SHORT TASK: Write out each line beneath this one exactly as it reads.

Figure collection entries:
+++
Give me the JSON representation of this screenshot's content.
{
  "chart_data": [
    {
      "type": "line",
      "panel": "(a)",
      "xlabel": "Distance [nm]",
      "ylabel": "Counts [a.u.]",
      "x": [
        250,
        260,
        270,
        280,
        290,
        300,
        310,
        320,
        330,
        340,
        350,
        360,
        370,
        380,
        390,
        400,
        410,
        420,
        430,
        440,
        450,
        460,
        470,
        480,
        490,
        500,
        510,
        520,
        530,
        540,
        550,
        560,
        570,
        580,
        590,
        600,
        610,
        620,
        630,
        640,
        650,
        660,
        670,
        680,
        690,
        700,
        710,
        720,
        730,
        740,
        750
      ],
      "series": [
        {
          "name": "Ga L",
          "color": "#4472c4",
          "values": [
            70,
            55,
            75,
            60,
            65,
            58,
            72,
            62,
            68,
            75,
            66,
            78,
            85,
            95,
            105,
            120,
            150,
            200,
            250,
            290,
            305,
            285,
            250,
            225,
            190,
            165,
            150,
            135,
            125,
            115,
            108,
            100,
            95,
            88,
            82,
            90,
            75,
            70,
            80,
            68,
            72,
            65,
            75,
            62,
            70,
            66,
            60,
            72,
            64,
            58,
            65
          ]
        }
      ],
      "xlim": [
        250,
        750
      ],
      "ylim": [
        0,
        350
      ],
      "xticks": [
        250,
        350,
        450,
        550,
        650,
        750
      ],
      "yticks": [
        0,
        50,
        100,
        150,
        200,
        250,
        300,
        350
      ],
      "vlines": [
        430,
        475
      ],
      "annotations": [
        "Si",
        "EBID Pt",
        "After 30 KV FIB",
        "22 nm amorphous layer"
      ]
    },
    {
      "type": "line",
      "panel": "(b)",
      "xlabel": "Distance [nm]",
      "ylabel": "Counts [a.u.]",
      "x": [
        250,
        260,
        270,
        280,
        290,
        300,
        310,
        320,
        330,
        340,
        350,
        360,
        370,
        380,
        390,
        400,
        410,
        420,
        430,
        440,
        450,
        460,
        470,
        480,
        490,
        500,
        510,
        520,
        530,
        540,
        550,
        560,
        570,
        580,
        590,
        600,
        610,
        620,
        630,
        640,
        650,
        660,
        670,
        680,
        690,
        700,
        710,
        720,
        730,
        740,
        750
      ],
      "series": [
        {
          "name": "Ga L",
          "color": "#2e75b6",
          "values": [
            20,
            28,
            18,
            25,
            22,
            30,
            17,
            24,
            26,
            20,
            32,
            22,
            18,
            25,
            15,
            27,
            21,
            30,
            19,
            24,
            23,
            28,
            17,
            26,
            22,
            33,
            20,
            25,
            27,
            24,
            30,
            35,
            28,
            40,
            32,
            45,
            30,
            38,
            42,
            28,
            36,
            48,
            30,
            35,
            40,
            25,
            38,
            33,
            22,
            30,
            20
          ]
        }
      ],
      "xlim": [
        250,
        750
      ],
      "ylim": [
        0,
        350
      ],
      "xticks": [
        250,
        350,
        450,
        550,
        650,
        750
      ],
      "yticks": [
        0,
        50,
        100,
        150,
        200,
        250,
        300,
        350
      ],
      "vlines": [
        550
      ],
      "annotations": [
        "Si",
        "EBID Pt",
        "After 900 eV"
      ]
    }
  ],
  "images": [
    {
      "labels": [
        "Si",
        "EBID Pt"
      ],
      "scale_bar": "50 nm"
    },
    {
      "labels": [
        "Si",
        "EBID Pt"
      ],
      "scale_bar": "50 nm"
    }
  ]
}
+++
REPLY:
Give me the JSON representation of this screenshot's content.
{
  "chart_data": [
    {
      "type": "line",
      "panel": "(a)",
      "xlabel": "Distance [nm]",
      "ylabel": "Counts [a.u.]",
      "x": [
        250,
        260,
        270,
        280,
        290,
        300,
        310,
        320,
        330,
        340,
        350,
        360,
        370,
        380,
        390,
        400,
        410,
        420,
        430,
        440,
        450,
        460,
        470,
        480,
        490,
        500,
        510,
        520,
        530,
        540,
        550,
        560,
        570,
        580,
        590,
        600,
        610,
        620,
        630,
        640,
        650,
        660,
        670,
        680,
        690,
        700,
        710,
        720,
        730,
        740,
        750
      ],
      "series": [
        {
          "name": "Ga L",
          "color": "#4472c4",
          "values": [
            70,
            55,
            75,
            60,
            65,
            58,
            72,
            62,
            68,
            75,
            66,
            78,
            85,
            95,
            105,
            120,
            150,
            200,
            250,
            290,
            305,
            285,
            250,
            225,
            190,
            165,
            150,
            135,
            125,
            115,
            108,
            100,
            95,
            88,
            82,
            90,
            75,
            70,
            80,
            68,
            72,
            65,
            75,
            62,
            70,
            66,
            60,
            72,
            64,
            58,
            65
          ]
        }
      ],
      "xlim": [
        250,
        750
      ],
      "ylim": [
        0,
        350
      ],
      "xticks": [
        250,
        350,
        450,
        550,
        650,
        750
      ],
      "yticks": [
        0,
        50,
        100,
        150,
        200,
        250,
        300,
        350
      ],
      "vlines": [
        430,
        475
      ],
      "annotations": [
        "Si",
        "EBID Pt",
        "After 30 KV FIB",
        "22 nm amorphous layer"
      ]
    },
    {
      "type": "line",
      "panel": "(b)",
      "xlabel": "Distance [nm]",
      "ylabel": "Counts [a.u.]",
      "x": [
        250,
        260,
        270,
        280,
        290,
        300,
        310,
        320,
        330,
        340,
        350,
        360,
        370,
        380,
        390,
        400,
        410,
        420,
        430,
        440,
        450,
        460,
        470,
        480,
        490,
        500,
        510,
        520,
        530,
        540,
        550,
        560,
        570,
        580,
        590,
        600,
        610,
        620,
        630,
        640,
        650,
        660,
        670,
        680,
        690,
        700,
        710,
        720,
        730,
        740,
        750
      ],
      "series": [
        {
          "name": "Ga L",
          "color": "#2e75b6",
          "values": [
            20,
            28,
            18,
            25,
            22,
            30,
            17,
            24,
            26,
            20,
            32,
            22,
            18,
            25,
            15,
            27,
            21,
            30,
            19,
            24,
            23,
            28,
            17,
            26,
            22,
            33,
            20,
            25,
            27,
            24,
            30,
            35,
            28,
            40,
            32,
            45,
            30,
            38,
            42,
            28,
            36,
            48,
            30,
            35,
            40,
            25,
            38,
            33,
            22,
            30,
            20
          ]
        }
      ],
      "xlim": [
        250,
        750
      ],
      "ylim": [
        0,
        350
      ],
      "xticks": [
        250,
        350,
        450,
        550,
        650,
        750
      ],
      "yticks": [
        0,
        50,
        100,
        150,
        200,
        250,
        300,
        350
      ],
      "vlines": [
        550
      ],
      "annotations": [
        "Si",
        "EBID Pt",
        "After 900 eV"
      ]
    }
  ],
  "images": [
    {
      "labels": [
        "Si",
        "EBID Pt"
      ],
      "scale_bar": "50 nm"
    },
    {
      "labels": [
        "Si",
        "EBID Pt"
      ],
      "scale_bar": "50 nm"
    }
  ]
}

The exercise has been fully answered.